Objective:
The records underneath are to be repeated exactly, with the pictures left out.

━━━ Raw data ━━━

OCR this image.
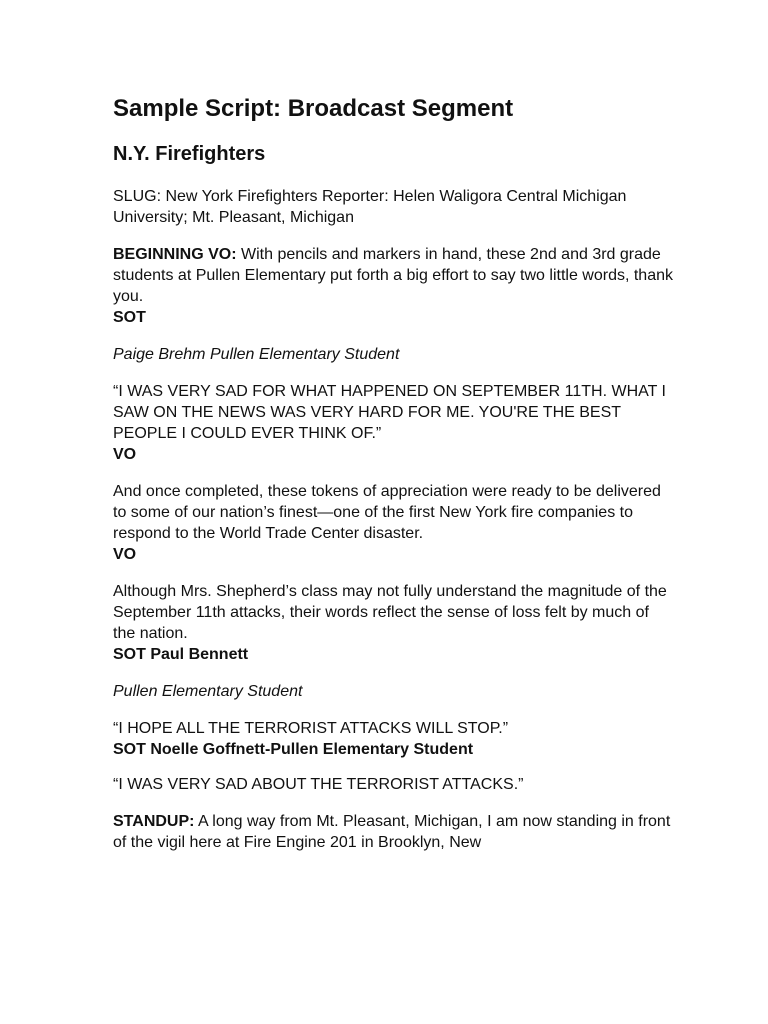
Sample Script: Broadcast Segment
N.Y. Firefighters

SLUG: New York Firefighters Reporter: Helen Waligora Central Michigan University; Mt. Pleasant, Michigan

BEGINNING VO: With pencils and markers in hand, these 2nd and 3rd grade students at Pullen Elementary put forth a big effort to say two little words, thank you.

SOT

Paige Brehm Pullen Elementary Student

“I WAS VERY SAD FOR WHAT HAPPENED ON SEPTEMBER 11TH. WHAT I SAW ON THE NEWS WAS VERY HARD FOR ME. YOU'RE THE BEST PEOPLE I COULD EVER THINK OF.”

VO

And once completed, these tokens of appreciation were ready to be delivered to some of our nation’s finest—one of the first New York fire companies to respond to the World Trade Center disaster.

VO

Although Mrs. Shepherd’s class may not fully understand the magnitude of the September 11th attacks, their words reflect the sense of loss felt by much of the nation.

SOT Paul Bennett

Pullen Elementary Student

“I HOPE ALL THE TERRORIST ATTACKS WILL STOP.”

SOT Noelle Goffnett-Pullen Elementary Student

“I WAS VERY SAD ABOUT THE TERRORIST ATTACKS.”

STANDUP: A long way from Mt. Pleasant, Michigan, I am now standing in front of the vigil here at Fire Engine 201 in Brooklyn, New
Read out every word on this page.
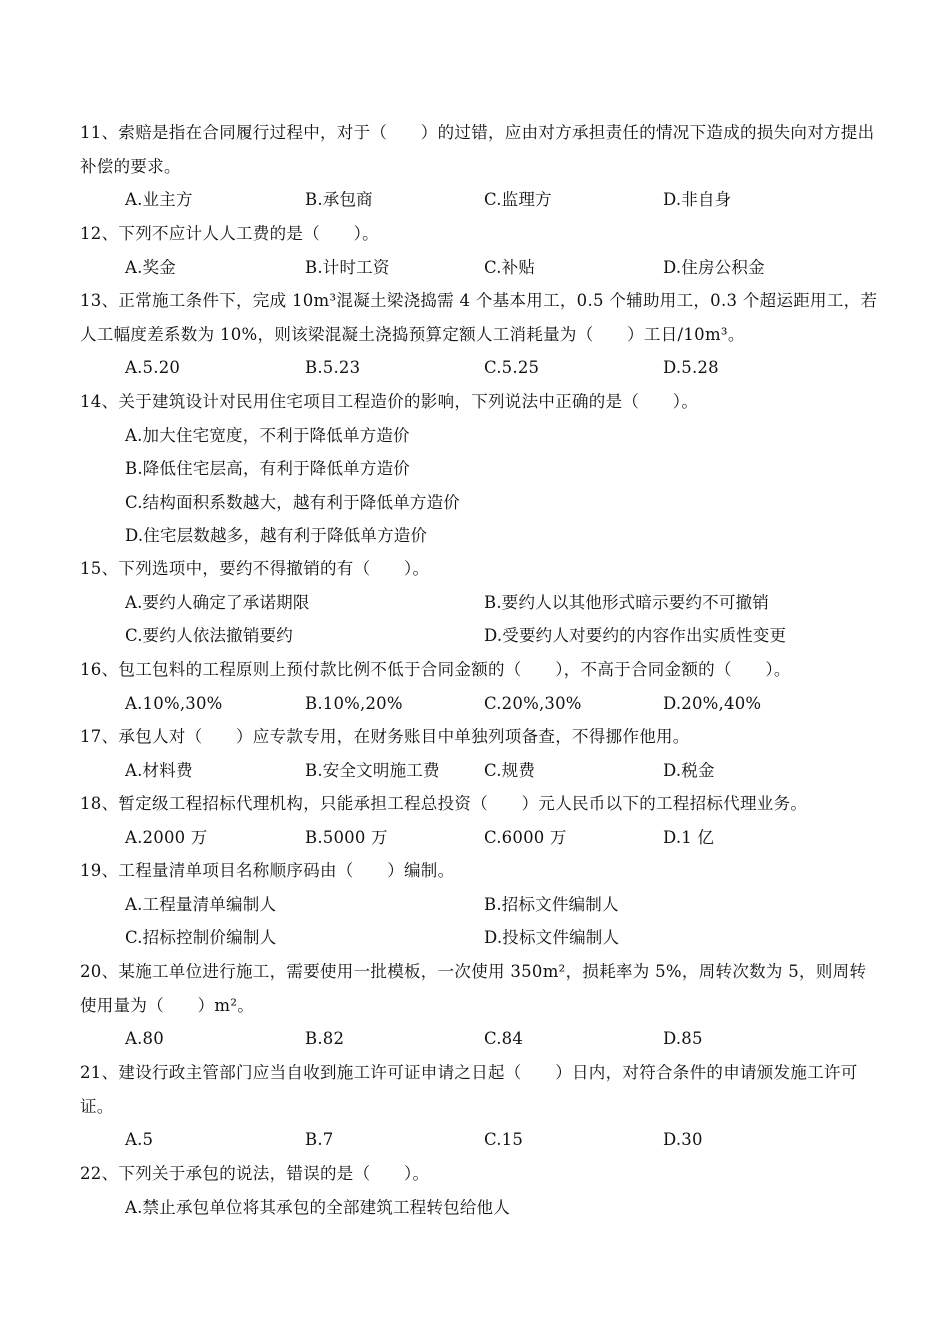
11、索赔是指在合同履行过程中，对于（　　）的过错，应由对方承担责任的情况下造成的损失向对方提出补偿的要求。

A.业主方	B.承包商	C.监理方	D.非自身

12、下列不应计人人工费的是（　　）。

A.奖金	B.计时工资	C.补贴	D.住房公积金

13、正常施工条件下，完成 10m³混凝土梁浇捣需 4 个基本用工，0.5 个辅助用工，0.3 个超运距用工，若人工幅度差系数为 10%，则该梁混凝土浇捣预算定额人工消耗量为（　　）工日/10m³。

A.5.20	B.5.23	C.5.25	D.5.28

14、关于建筑设计对民用住宅项目工程造价的影响，下列说法中正确的是（　　）。

A.加大住宅宽度，不利于降低单方造价
B.降低住宅层高，有利于降低单方造价
C.结构面积系数越大，越有利于降低单方造价
D.住宅层数越多，越有利于降低单方造价

15、下列选项中，要约不得撤销的有（　　）。

A.要约人确定了承诺期限	B.要约人以其他形式暗示要约不可撤销
C.要约人依法撤销要约	D.受要约人对要约的内容作出实质性变更

16、包工包料的工程原则上预付款比例不低于合同金额的（　　），不高于合同金额的（　　）。

A.10%,30%	B.10%,20%	C.20%,30%	D.20%,40%

17、承包人对（　　）应专款专用，在财务账目中单独列项备查，不得挪作他用。

A.材料费	B.安全文明施工费	C.规费	D.税金

18、暂定级工程招标代理机构，只能承担工程总投资（　　）元人民币以下的工程招标代理业务。

A.2000 万	B.5000 万	C.6000 万	D.1 亿

19、工程量清单项目名称顺序码由（　　）编制。

A.工程量清单编制人	B.招标文件编制人
C.招标控制价编制人	D.投标文件编制人

20、某施工单位进行施工，需要使用一批模板，一次使用 350m²，损耗率为 5%，周转次数为 5，则周转使用量为（　　）m²。

A.80	B.82	C.84	D.85

21、建设行政主管部门应当自收到施工许可证申请之日起（　　）日内，对符合条件的申请颁发施工许可证。

A.5	B.7	C.15	D.30

22、下列关于承包的说法，错误的是（　　）。

A.禁止承包单位将其承包的全部建筑工程转包给他人
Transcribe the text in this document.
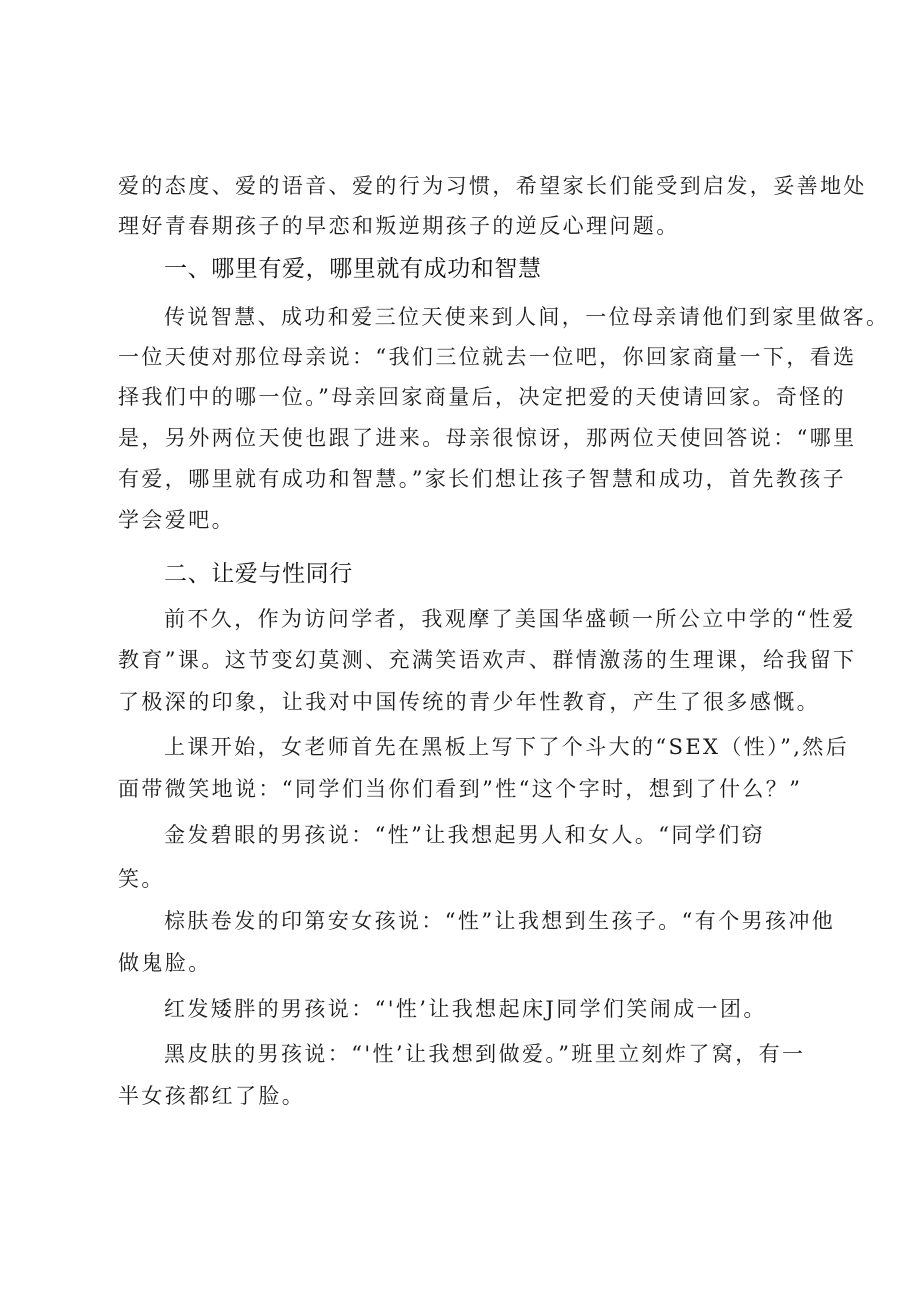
爱的态度、爱的语音、爱的行为习惯，希望家长们能受到启发，妥善地处
理好青春期孩子的早恋和叛逆期孩子的逆反心理问题。
一、哪里有爱，哪里就有成功和智慧
传说智慧、成功和爱三位天使来到人间，一位母亲请他们到家里做客。
一位天使对那位母亲说：“我们三位就去一位吧，你回家商量一下，看选
择我们中的哪一位。”母亲回家商量后，决定把爱的天使请回家。奇怪的
是，另外两位天使也跟了进来。母亲很惊讶，那两位天使回答说：“哪里
有爱，哪里就有成功和智慧。”家长们想让孩子智慧和成功，首先教孩子
学会爱吧。
二、让爱与性同行
前不久，作为访问学者，我观摩了美国华盛顿一所公立中学的“性爱
教育”课。这节变幻莫测、充满笑语欢声、群情激荡的生理课，给我留下
了极深的印象，让我对中国传统的青少年性教育，产生了很多感慨。
上课开始，女老师首先在黑板上写下了个斗大的“SEX（性）”,然后
面带微笑地说：“同学们当你们看到”性“这个字时，想到了什么？”
金发碧眼的男孩说：“性”让我想起男人和女人。“同学们窃
笑。
棕肤卷发的印第安女孩说：“性”让我想到生孩子。“有个男孩冲他
做鬼脸。
红发矮胖的男孩说：“'性’让我想起床J同学们笑闹成一团。
黑皮肤的男孩说：“'性’让我想到做爱。”班里立刻炸了窝，有一
半女孩都红了脸。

━━━

Complete output:
OCR this image.
Sample Script: Broadcast Segment
N.Y. Firefighters

SLUG: New York Firefighters Reporter: Helen Waligora Central Michigan University; Mt. Pleasant, Michigan

BEGINNING VO: With pencils and markers in hand, these 2nd and 3rd grade students at Pullen Elementary put forth a big effort to say two little words, thank you.

SOT

Paige Brehm Pullen Elementary Student

“I WAS VERY SAD FOR WHAT HAPPENED ON SEPTEMBER 11TH. WHAT I SAW ON THE NEWS WAS VERY HARD FOR ME. YOU'RE THE BEST PEOPLE I COULD EVER THINK OF.”

VO

And once completed, these tokens of appreciation were ready to be delivered to some of our nation’s finest—one of the first New York fire companies to respond to the World Trade Center disaster.

VO

Although Mrs. Shepherd’s class may not fully understand the magnitude of the September 11th attacks, their words reflect the sense of loss felt by much of the nation.

SOT Paul Bennett

Pullen Elementary Student

“I HOPE ALL THE TERRORIST ATTACKS WILL STOP.”

SOT Noelle Goffnett-Pullen Elementary Student

“I WAS VERY SAD ABOUT THE TERRORIST ATTACKS.”

STANDUP: A long way from Mt. Pleasant, Michigan, I am now standing in front of the vigil here at Fire Engine 201 in Brooklyn, New
Read out every word on this page.
11、索赔是指在合同履行过程中，对于（　　）的过错，应由对方承担责任的情况下造成的损失向对方提出补偿的要求。

A.业主方	B.承包商	C.监理方	D.非自身

12、下列不应计人人工费的是（　　）。

A.奖金	B.计时工资	C.补贴	D.住房公积金

13、正常施工条件下，完成 10m³混凝土梁浇捣需 4 个基本用工，0.5 个辅助用工，0.3 个超运距用工，若人工幅度差系数为 10%，则该梁混凝土浇捣预算定额人工消耗量为（　　）工日/10m³。

A.5.20	B.5.23	C.5.25	D.5.28

14、关于建筑设计对民用住宅项目工程造价的影响，下列说法中正确的是（　　）。

A.加大住宅宽度，不利于降低单方造价
B.降低住宅层高，有利于降低单方造价
C.结构面积系数越大，越有利于降低单方造价
D.住宅层数越多，越有利于降低单方造价

15、下列选项中，要约不得撤销的有（　　）。

A.要约人确定了承诺期限	B.要约人以其他形式暗示要约不可撤销
C.要约人依法撤销要约	D.受要约人对要约的内容作出实质性变更

16、包工包料的工程原则上预付款比例不低于合同金额的（　　），不高于合同金额的（　　）。

A.10%,30%	B.10%,20%	C.20%,30%	D.20%,40%

17、承包人对（　　）应专款专用，在财务账目中单独列项备查，不得挪作他用。

A.材料费	B.安全文明施工费	C.规费	D.税金

18、暂定级工程招标代理机构，只能承担工程总投资（　　）元人民币以下的工程招标代理业务。

A.2000 万	B.5000 万	C.6000 万	D.1 亿

19、工程量清单项目名称顺序码由（　　）编制。

A.工程量清单编制人	B.招标文件编制人
C.招标控制价编制人	D.投标文件编制人

20、某施工单位进行施工，需要使用一批模板，一次使用 350m²，损耗率为 5%，周转次数为 5，则周转使用量为（　　）m²。

A.80	B.82	C.84	D.85

21、建设行政主管部门应当自收到施工许可证申请之日起（　　）日内，对符合条件的申请颁发施工许可证。

A.5	B.7	C.15	D.30

22、下列关于承包的说法，错误的是（　　）。

A.禁止承包单位将其承包的全部建筑工程转包给他人
Transcribe the text in this document.
爱的态度、爱的语音、爱的行为习惯，希望家长们能受到启发，妥善地处
理好青春期孩子的早恋和叛逆期孩子的逆反心理问题。
一、哪里有爱，哪里就有成功和智慧
传说智慧、成功和爱三位天使来到人间，一位母亲请他们到家里做客。
一位天使对那位母亲说：“我们三位就去一位吧，你回家商量一下，看选
择我们中的哪一位。”母亲回家商量后，决定把爱的天使请回家。奇怪的
是，另外两位天使也跟了进来。母亲很惊讶，那两位天使回答说：“哪里
有爱，哪里就有成功和智慧。”家长们想让孩子智慧和成功，首先教孩子
学会爱吧。
二、让爱与性同行
前不久，作为访问学者，我观摩了美国华盛顿一所公立中学的“性爱
教育”课。这节变幻莫测、充满笑语欢声、群情激荡的生理课，给我留下
了极深的印象，让我对中国传统的青少年性教育，产生了很多感慨。
上课开始，女老师首先在黑板上写下了个斗大的“SEX（性）”,然后
面带微笑地说：“同学们当你们看到”性“这个字时，想到了什么？”
金发碧眼的男孩说：“性”让我想起男人和女人。“同学们窃
笑。
棕肤卷发的印第安女孩说：“性”让我想到生孩子。“有个男孩冲他
做鬼脸。
红发矮胖的男孩说：“'性’让我想起床J同学们笑闹成一团。
黑皮肤的男孩说：“'性’让我想到做爱。”班里立刻炸了窝，有一
半女孩都红了脸。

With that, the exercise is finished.